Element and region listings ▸
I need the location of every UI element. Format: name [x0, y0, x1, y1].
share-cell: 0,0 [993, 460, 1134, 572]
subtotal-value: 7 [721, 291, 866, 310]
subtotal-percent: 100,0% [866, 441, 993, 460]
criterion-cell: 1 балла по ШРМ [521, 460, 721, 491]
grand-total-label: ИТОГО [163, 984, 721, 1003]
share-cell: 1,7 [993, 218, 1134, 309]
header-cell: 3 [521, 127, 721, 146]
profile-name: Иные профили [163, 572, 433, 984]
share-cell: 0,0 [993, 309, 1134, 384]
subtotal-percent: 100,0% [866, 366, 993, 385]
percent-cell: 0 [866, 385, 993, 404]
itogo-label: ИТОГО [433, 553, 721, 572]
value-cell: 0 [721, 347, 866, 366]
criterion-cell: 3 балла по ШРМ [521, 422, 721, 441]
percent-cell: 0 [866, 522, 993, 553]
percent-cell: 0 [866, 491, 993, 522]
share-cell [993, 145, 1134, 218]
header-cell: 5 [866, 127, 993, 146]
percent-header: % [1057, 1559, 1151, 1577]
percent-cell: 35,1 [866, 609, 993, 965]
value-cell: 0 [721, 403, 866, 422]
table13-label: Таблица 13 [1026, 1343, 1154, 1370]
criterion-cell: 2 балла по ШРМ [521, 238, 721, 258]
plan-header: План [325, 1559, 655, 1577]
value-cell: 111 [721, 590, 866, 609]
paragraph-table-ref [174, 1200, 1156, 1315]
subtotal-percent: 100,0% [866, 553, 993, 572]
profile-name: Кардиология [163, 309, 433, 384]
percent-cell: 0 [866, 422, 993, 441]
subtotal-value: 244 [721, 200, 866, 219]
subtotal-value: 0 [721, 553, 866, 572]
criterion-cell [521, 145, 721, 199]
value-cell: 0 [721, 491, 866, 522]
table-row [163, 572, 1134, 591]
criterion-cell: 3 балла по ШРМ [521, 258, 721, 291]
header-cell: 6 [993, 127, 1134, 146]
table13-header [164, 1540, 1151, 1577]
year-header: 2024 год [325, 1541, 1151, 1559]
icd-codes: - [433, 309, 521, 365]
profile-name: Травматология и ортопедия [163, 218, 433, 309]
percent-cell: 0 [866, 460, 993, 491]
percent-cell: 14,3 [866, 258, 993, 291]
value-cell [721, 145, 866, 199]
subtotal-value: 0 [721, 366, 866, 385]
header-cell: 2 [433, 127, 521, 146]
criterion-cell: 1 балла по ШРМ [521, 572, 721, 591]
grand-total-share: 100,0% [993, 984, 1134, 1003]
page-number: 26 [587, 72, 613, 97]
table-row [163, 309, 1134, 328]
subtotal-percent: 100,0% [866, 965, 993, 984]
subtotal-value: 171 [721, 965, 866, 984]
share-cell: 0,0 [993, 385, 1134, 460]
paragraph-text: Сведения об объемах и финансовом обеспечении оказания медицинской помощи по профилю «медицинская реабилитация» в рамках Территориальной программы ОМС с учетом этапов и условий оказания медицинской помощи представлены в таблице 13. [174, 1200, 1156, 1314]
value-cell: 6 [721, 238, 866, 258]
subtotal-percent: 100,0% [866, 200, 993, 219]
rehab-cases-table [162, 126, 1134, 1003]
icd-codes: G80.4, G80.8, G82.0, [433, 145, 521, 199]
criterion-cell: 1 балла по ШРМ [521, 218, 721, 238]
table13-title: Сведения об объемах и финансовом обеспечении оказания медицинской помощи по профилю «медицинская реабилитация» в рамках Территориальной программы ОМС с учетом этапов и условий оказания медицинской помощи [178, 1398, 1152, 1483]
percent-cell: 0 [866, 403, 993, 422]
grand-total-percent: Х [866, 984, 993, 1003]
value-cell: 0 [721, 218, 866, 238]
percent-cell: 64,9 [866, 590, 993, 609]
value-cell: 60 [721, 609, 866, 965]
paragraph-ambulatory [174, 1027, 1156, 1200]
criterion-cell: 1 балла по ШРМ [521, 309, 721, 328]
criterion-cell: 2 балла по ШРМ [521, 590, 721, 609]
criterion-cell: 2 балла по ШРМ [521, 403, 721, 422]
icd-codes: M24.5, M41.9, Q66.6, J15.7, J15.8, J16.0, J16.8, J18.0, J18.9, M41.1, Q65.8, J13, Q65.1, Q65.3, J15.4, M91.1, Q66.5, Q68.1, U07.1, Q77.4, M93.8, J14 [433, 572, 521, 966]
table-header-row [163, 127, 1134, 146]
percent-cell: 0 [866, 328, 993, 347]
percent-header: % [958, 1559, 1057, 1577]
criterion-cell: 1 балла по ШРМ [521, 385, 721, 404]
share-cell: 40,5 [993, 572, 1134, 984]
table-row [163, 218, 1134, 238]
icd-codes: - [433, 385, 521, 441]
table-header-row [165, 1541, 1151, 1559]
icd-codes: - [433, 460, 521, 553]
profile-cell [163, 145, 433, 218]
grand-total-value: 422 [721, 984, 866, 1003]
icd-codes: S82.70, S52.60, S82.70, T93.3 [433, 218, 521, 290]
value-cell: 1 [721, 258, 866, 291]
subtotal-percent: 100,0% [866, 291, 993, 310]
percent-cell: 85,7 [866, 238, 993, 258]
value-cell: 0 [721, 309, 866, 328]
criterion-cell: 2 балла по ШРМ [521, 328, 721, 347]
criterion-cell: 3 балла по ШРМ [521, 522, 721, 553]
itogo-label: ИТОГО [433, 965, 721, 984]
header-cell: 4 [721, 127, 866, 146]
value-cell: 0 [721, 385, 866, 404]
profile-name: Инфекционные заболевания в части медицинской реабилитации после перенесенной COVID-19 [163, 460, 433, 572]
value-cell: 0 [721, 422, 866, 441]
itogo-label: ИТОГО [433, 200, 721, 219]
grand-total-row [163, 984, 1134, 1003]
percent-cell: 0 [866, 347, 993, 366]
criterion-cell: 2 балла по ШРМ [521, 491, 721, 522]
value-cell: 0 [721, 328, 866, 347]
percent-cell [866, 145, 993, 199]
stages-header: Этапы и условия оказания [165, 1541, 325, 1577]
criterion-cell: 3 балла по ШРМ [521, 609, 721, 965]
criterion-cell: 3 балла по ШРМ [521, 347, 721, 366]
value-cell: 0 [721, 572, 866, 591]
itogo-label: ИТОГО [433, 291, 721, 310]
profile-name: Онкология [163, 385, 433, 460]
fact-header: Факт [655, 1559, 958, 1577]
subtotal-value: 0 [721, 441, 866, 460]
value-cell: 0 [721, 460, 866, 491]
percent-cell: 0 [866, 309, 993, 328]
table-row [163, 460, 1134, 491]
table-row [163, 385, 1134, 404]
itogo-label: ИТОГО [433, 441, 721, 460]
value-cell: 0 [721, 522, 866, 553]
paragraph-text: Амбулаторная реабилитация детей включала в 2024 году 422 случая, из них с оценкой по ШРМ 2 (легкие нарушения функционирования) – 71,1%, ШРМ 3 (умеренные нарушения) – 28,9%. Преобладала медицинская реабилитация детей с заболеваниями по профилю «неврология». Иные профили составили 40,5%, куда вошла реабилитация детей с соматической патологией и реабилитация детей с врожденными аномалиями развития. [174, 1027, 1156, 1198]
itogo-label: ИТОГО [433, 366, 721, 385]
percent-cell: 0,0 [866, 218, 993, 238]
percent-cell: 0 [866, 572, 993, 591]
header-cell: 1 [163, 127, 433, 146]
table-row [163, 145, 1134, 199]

Short problem ▸ Reproduce every line of the records above word for word, keeping each character unchanged.

The answer ▸
I need the location of every UI element. Format: name [x0, y0, x1, y1].
share-cell: 0,0 [993, 460, 1134, 572]
subtotal-value: 7 [721, 291, 866, 310]
subtotal-percent: 100,0% [866, 441, 993, 460]
criterion-cell: 1 балла по ШРМ [521, 460, 721, 491]
grand-total-label: ИТОГО [163, 984, 721, 1003]
share-cell: 1,7 [993, 218, 1134, 309]
header-cell: 3 [521, 127, 721, 146]
profile-name: Иные профили [163, 572, 433, 984]
share-cell: 0,0 [993, 309, 1134, 384]
subtotal-percent: 100,0% [866, 366, 993, 385]
percent-cell: 0 [866, 385, 993, 404]
itogo-label: ИТОГО [433, 553, 721, 572]
value-cell: 0 [721, 347, 866, 366]
criterion-cell: 3 балла по ШРМ [521, 422, 721, 441]
percent-cell: 0 [866, 522, 993, 553]
percent-cell: 0 [866, 491, 993, 522]
share-cell [993, 145, 1134, 218]
header-cell: 5 [866, 127, 993, 146]
percent-header: % [1057, 1559, 1151, 1577]
percent-cell: 35,1 [866, 609, 993, 965]
value-cell: 0 [721, 403, 866, 422]
table13-label: Таблица 13 [1026, 1343, 1154, 1370]
criterion-cell: 2 балла по ШРМ [521, 238, 721, 258]
plan-header: План [325, 1559, 655, 1577]
value-cell: 111 [721, 590, 866, 609]
paragraph-table-ref [174, 1200, 1156, 1315]
subtotal-percent: 100,0% [866, 553, 993, 572]
profile-name: Кардиология [163, 309, 433, 384]
percent-cell: 0 [866, 422, 993, 441]
subtotal-value: 244 [721, 200, 866, 219]
subtotal-value: 0 [721, 553, 866, 572]
criterion-cell [521, 145, 721, 199]
value-cell: 0 [721, 491, 866, 522]
table-row [163, 572, 1134, 591]
criterion-cell: 3 балла по ШРМ [521, 258, 721, 291]
header-cell: 6 [993, 127, 1134, 146]
table13-header [164, 1540, 1151, 1577]
year-header: 2024 год [325, 1541, 1151, 1559]
icd-codes: - [433, 309, 521, 365]
profile-name: Травматология и ортопедия [163, 218, 433, 309]
percent-cell: 0 [866, 460, 993, 491]
percent-cell: 14,3 [866, 258, 993, 291]
value-cell [721, 145, 866, 199]
subtotal-value: 0 [721, 366, 866, 385]
header-cell: 2 [433, 127, 521, 146]
criterion-cell: 1 балла по ШРМ [521, 572, 721, 591]
grand-total-share: 100,0% [993, 984, 1134, 1003]
page-number: 26 [587, 72, 613, 97]
table-row [163, 309, 1134, 328]
subtotal-percent: 100,0% [866, 965, 993, 984]
subtotal-value: 171 [721, 965, 866, 984]
share-cell: 0,0 [993, 385, 1134, 460]
paragraph-text: Сведения об объемах и финансовом обеспечении оказания медицинской помощи по профилю «медицинская реабилитация» в рамках Территориальной программы ОМС с учетом этапов и условий оказания медицинской помощи представлены в таблице 13. [174, 1200, 1156, 1314]
value-cell: 6 [721, 238, 866, 258]
subtotal-percent: 100,0% [866, 200, 993, 219]
rehab-cases-table [162, 126, 1134, 1003]
icd-codes: G80.4, G80.8, G82.0, [433, 145, 521, 199]
criterion-cell: 1 балла по ШРМ [521, 218, 721, 238]
table13-title: Сведения об объемах и финансовом обеспечении оказания медицинской помощи по профилю «медицинская реабилитация» в рамках Территориальной программы ОМС с учетом этапов и условий оказания медицинской помощи [178, 1398, 1152, 1483]
percent-cell: 0 [866, 403, 993, 422]
grand-total-percent: Х [866, 984, 993, 1003]
value-cell: 0 [721, 218, 866, 238]
percent-cell: 64,9 [866, 590, 993, 609]
value-cell: 60 [721, 609, 866, 965]
paragraph-ambulatory [174, 1027, 1156, 1200]
criterion-cell: 1 балла по ШРМ [521, 309, 721, 328]
criterion-cell: 2 балла по ШРМ [521, 590, 721, 609]
criterion-cell: 2 балла по ШРМ [521, 403, 721, 422]
icd-codes: M24.5, M41.9, Q66.6, J15.7, J15.8, J16.0, J16.8, J18.0, J18.9, M41.1, Q65.8, J13, Q65.1, Q65.3, J15.4, M91.1, Q66.5, Q68.1, U07.1, Q77.4, M93.8, J14 [433, 572, 521, 966]
table-header-row [163, 127, 1134, 146]
percent-cell: 0 [866, 328, 993, 347]
percent-header: % [958, 1559, 1057, 1577]
criterion-cell: 1 балла по ШРМ [521, 385, 721, 404]
share-cell: 40,5 [993, 572, 1134, 984]
table-row [163, 218, 1134, 238]
icd-codes: - [433, 385, 521, 441]
table-header-row [165, 1541, 1151, 1559]
icd-codes: - [433, 460, 521, 553]
profile-cell [163, 145, 433, 218]
grand-total-value: 422 [721, 984, 866, 1003]
icd-codes: S82.70, S52.60, S82.70, T93.3 [433, 218, 521, 290]
value-cell: 1 [721, 258, 866, 291]
subtotal-percent: 100,0% [866, 291, 993, 310]
percent-cell: 85,7 [866, 238, 993, 258]
value-cell: 0 [721, 309, 866, 328]
criterion-cell: 2 балла по ШРМ [521, 328, 721, 347]
criterion-cell: 3 балла по ШРМ [521, 522, 721, 553]
itogo-label: ИТОГО [433, 965, 721, 984]
header-cell: 4 [721, 127, 866, 146]
value-cell: 0 [721, 385, 866, 404]
profile-name: Инфекционные заболевания в части медицинской реабилитации после перенесенной COVID-19 [163, 460, 433, 572]
value-cell: 0 [721, 422, 866, 441]
itogo-label: ИТОГО [433, 200, 721, 219]
grand-total-row [163, 984, 1134, 1003]
percent-cell: 0 [866, 347, 993, 366]
criterion-cell: 2 балла по ШРМ [521, 491, 721, 522]
value-cell: 0 [721, 328, 866, 347]
percent-cell [866, 145, 993, 199]
stages-header: Этапы и условия оказания [165, 1541, 325, 1577]
criterion-cell: 3 балла по ШРМ [521, 609, 721, 965]
criterion-cell: 3 балла по ШРМ [521, 347, 721, 366]
value-cell: 0 [721, 572, 866, 591]
itogo-label: ИТОГО [433, 291, 721, 310]
profile-name: Онкология [163, 385, 433, 460]
fact-header: Факт [655, 1559, 958, 1577]
subtotal-value: 0 [721, 441, 866, 460]
value-cell: 0 [721, 460, 866, 491]
percent-cell: 0 [866, 309, 993, 328]
table-row [163, 460, 1134, 491]
table-row [163, 385, 1134, 404]
itogo-label: ИТОГО [433, 441, 721, 460]
value-cell: 0 [721, 522, 866, 553]
paragraph-text: Амбулаторная реабилитация детей включала в 2024 году 422 случая, из них с оценкой по ШРМ 2 (легкие нарушения функционирования) – 71,1%, ШРМ 3 (умеренные нарушения) – 28,9%. Преобладала медицинская реабилитация детей с заболеваниями по профилю «неврология». Иные профили составили 40,5%, куда вошла реабилитация детей с соматической патологией и реабилитация детей с врожденными аномалиями развития. [174, 1027, 1156, 1198]
itogo-label: ИТОГО [433, 366, 721, 385]
percent-cell: 0,0 [866, 218, 993, 238]
percent-cell: 0 [866, 572, 993, 591]
header-cell: 1 [163, 127, 433, 146]
table-row [163, 145, 1134, 199]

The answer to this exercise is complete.